■ **Task data**
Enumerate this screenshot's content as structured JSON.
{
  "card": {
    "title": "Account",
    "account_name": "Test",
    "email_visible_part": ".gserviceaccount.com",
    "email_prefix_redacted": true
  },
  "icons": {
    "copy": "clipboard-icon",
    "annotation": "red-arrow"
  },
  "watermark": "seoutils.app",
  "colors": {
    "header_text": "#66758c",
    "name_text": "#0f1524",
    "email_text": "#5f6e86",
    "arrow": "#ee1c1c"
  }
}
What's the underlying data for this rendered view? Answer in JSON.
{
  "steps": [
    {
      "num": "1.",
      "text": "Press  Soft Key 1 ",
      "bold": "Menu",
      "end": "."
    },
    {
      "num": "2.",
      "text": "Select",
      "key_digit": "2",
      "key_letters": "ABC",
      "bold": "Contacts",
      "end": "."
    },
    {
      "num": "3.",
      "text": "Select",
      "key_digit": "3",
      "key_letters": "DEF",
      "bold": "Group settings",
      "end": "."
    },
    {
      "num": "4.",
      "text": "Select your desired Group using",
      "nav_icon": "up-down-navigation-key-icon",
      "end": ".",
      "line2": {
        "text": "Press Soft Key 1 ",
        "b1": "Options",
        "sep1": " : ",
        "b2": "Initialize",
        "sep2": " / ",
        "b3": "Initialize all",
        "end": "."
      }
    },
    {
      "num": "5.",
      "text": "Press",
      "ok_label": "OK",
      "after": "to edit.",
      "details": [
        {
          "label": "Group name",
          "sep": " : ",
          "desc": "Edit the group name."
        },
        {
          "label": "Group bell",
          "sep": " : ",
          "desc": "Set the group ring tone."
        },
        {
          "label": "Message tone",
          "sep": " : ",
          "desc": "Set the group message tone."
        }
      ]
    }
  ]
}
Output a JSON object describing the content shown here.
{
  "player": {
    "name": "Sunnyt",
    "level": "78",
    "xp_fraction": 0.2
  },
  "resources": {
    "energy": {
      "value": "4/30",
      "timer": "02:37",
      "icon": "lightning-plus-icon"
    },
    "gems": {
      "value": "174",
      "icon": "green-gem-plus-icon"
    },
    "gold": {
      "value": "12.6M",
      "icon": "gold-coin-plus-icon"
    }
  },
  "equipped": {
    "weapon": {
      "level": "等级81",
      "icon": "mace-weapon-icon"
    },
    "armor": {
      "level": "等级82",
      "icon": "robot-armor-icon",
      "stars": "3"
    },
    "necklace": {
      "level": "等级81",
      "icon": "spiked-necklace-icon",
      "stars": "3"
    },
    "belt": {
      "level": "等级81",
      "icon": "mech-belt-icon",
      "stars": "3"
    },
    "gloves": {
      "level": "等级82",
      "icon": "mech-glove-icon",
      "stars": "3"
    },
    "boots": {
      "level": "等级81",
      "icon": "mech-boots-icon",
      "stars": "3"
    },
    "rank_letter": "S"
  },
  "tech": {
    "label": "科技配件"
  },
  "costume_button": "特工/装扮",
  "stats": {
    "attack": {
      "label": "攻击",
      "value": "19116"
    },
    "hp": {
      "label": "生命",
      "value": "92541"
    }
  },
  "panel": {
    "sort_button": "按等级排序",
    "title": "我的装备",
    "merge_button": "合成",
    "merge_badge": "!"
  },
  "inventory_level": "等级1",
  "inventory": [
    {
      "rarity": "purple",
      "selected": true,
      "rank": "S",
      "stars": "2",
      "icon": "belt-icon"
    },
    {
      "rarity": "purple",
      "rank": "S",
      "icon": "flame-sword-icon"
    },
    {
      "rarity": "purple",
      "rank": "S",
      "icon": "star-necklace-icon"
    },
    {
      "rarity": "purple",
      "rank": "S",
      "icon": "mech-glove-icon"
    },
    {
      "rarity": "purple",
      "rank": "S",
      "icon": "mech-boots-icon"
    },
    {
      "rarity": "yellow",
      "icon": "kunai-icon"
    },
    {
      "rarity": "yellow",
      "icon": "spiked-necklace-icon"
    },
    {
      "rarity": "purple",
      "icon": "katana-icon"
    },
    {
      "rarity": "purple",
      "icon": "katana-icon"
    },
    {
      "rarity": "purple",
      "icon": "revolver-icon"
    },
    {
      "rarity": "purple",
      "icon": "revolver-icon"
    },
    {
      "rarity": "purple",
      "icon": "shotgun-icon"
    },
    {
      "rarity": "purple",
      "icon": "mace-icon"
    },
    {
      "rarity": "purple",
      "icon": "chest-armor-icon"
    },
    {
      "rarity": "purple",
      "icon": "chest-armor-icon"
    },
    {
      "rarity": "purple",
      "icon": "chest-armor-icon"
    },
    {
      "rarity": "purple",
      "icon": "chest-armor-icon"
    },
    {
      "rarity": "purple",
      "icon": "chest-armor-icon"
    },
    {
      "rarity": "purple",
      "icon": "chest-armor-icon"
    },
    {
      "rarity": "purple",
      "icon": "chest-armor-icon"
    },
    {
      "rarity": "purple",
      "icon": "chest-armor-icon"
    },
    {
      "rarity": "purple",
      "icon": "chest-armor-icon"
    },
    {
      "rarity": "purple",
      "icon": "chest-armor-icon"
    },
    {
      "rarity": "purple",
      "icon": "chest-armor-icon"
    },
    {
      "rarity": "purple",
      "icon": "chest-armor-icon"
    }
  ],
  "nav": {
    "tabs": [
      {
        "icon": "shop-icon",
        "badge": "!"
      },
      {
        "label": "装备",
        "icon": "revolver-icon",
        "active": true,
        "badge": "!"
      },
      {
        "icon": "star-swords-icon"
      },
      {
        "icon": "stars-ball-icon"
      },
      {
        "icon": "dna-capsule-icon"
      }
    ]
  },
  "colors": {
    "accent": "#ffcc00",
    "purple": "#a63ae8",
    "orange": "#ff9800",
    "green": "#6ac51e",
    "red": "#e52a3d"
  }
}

■ **Task description**
Transcribe the full listing above without leaving anything out.

■ **Exercise answer**
Enumerate this screenshot's content as structured JSON.
{
  "card": {
    "title": "Account",
    "account_name": "Test",
    "email_visible_part": ".gserviceaccount.com",
    "email_prefix_redacted": true
  },
  "icons": {
    "copy": "clipboard-icon",
    "annotation": "red-arrow"
  },
  "watermark": "seoutils.app",
  "colors": {
    "header_text": "#66758c",
    "name_text": "#0f1524",
    "email_text": "#5f6e86",
    "arrow": "#ee1c1c"
  }
}
What's the underlying data for this rendered view? Answer in JSON.
{
  "steps": [
    {
      "num": "1.",
      "text": "Press  Soft Key 1 ",
      "bold": "Menu",
      "end": "."
    },
    {
      "num": "2.",
      "text": "Select",
      "key_digit": "2",
      "key_letters": "ABC",
      "bold": "Contacts",
      "end": "."
    },
    {
      "num": "3.",
      "text": "Select",
      "key_digit": "3",
      "key_letters": "DEF",
      "bold": "Group settings",
      "end": "."
    },
    {
      "num": "4.",
      "text": "Select your desired Group using",
      "nav_icon": "up-down-navigation-key-icon",
      "end": ".",
      "line2": {
        "text": "Press Soft Key 1 ",
        "b1": "Options",
        "sep1": " : ",
        "b2": "Initialize",
        "sep2": " / ",
        "b3": "Initialize all",
        "end": "."
      }
    },
    {
      "num": "5.",
      "text": "Press",
      "ok_label": "OK",
      "after": "to edit.",
      "details": [
        {
          "label": "Group name",
          "sep": " : ",
          "desc": "Edit the group name."
        },
        {
          "label": "Group bell",
          "sep": " : ",
          "desc": "Set the group ring tone."
        },
        {
          "label": "Message tone",
          "sep": " : ",
          "desc": "Set the group message tone."
        }
      ]
    }
  ]
}
Output a JSON object describing the content shown here.
{
  "player": {
    "name": "Sunnyt",
    "level": "78",
    "xp_fraction": 0.2
  },
  "resources": {
    "energy": {
      "value": "4/30",
      "timer": "02:37",
      "icon": "lightning-plus-icon"
    },
    "gems": {
      "value": "174",
      "icon": "green-gem-plus-icon"
    },
    "gold": {
      "value": "12.6M",
      "icon": "gold-coin-plus-icon"
    }
  },
  "equipped": {
    "weapon": {
      "level": "等级81",
      "icon": "mace-weapon-icon"
    },
    "armor": {
      "level": "等级82",
      "icon": "robot-armor-icon",
      "stars": "3"
    },
    "necklace": {
      "level": "等级81",
      "icon": "spiked-necklace-icon",
      "stars": "3"
    },
    "belt": {
      "level": "等级81",
      "icon": "mech-belt-icon",
      "stars": "3"
    },
    "gloves": {
      "level": "等级82",
      "icon": "mech-glove-icon",
      "stars": "3"
    },
    "boots": {
      "level": "等级81",
      "icon": "mech-boots-icon",
      "stars": "3"
    },
    "rank_letter": "S"
  },
  "tech": {
    "label": "科技配件"
  },
  "costume_button": "特工/装扮",
  "stats": {
    "attack": {
      "label": "攻击",
      "value": "19116"
    },
    "hp": {
      "label": "生命",
      "value": "92541"
    }
  },
  "panel": {
    "sort_button": "按等级排序",
    "title": "我的装备",
    "merge_button": "合成",
    "merge_badge": "!"
  },
  "inventory_level": "等级1",
  "inventory": [
    {
      "rarity": "purple",
      "selected": true,
      "rank": "S",
      "stars": "2",
      "icon": "belt-icon"
    },
    {
      "rarity": "purple",
      "rank": "S",
      "icon": "flame-sword-icon"
    },
    {
      "rarity": "purple",
      "rank": "S",
      "icon": "star-necklace-icon"
    },
    {
      "rarity": "purple",
      "rank": "S",
      "icon": "mech-glove-icon"
    },
    {
      "rarity": "purple",
      "rank": "S",
      "icon": "mech-boots-icon"
    },
    {
      "rarity": "yellow",
      "icon": "kunai-icon"
    },
    {
      "rarity": "yellow",
      "icon": "spiked-necklace-icon"
    },
    {
      "rarity": "purple",
      "icon": "katana-icon"
    },
    {
      "rarity": "purple",
      "icon": "katana-icon"
    },
    {
      "rarity": "purple",
      "icon": "revolver-icon"
    },
    {
      "rarity": "purple",
      "icon": "revolver-icon"
    },
    {
      "rarity": "purple",
      "icon": "shotgun-icon"
    },
    {
      "rarity": "purple",
      "icon": "mace-icon"
    },
    {
      "rarity": "purple",
      "icon": "chest-armor-icon"
    },
    {
      "rarity": "purple",
      "icon": "chest-armor-icon"
    },
    {
      "rarity": "purple",
      "icon": "chest-armor-icon"
    },
    {
      "rarity": "purple",
      "icon": "chest-armor-icon"
    },
    {
      "rarity": "purple",
      "icon": "chest-armor-icon"
    },
    {
      "rarity": "purple",
      "icon": "chest-armor-icon"
    },
    {
      "rarity": "purple",
      "icon": "chest-armor-icon"
    },
    {
      "rarity": "purple",
      "icon": "chest-armor-icon"
    },
    {
      "rarity": "purple",
      "icon": "chest-armor-icon"
    },
    {
      "rarity": "purple",
      "icon": "chest-armor-icon"
    },
    {
      "rarity": "purple",
      "icon": "chest-armor-icon"
    },
    {
      "rarity": "purple",
      "icon": "chest-armor-icon"
    }
  ],
  "nav": {
    "tabs": [
      {
        "icon": "shop-icon",
        "badge": "!"
      },
      {
        "label": "装备",
        "icon": "revolver-icon",
        "active": true,
        "badge": "!"
      },
      {
        "icon": "star-swords-icon"
      },
      {
        "icon": "stars-ball-icon"
      },
      {
        "icon": "dna-capsule-icon"
      }
    ]
  },
  "colors": {
    "accent": "#ffcc00",
    "purple": "#a63ae8",
    "orange": "#ff9800",
    "green": "#6ac51e",
    "red": "#e52a3d"
  }
}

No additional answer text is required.